SET PROBLEM.
Take the data below and repeat it exactly.

RECORD EXTRACTS.

------------------------------------------------------------

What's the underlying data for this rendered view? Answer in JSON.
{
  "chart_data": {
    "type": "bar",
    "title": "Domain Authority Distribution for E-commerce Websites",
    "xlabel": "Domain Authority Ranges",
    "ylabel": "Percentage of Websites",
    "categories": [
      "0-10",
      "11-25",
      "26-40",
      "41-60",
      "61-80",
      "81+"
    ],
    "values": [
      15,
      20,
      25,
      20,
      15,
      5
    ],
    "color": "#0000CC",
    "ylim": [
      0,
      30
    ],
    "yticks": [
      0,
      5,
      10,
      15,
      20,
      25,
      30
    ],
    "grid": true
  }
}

------------------------------------------------------------

FULL ANSWER.
What's the underlying data for this rendered view? Answer in JSON.
{
  "chart_data": {
    "type": "bar",
    "title": "Domain Authority Distribution for E-commerce Websites",
    "xlabel": "Domain Authority Ranges",
    "ylabel": "Percentage of Websites",
    "categories": [
      "0-10",
      "11-25",
      "26-40",
      "41-60",
      "61-80",
      "81+"
    ],
    "values": [
      15,
      20,
      25,
      20,
      15,
      5
    ],
    "color": "#0000CC",
    "ylim": [
      0,
      30
    ],
    "yticks": [
      0,
      5,
      10,
      15,
      20,
      25,
      30
    ],
    "grid": true
  }
}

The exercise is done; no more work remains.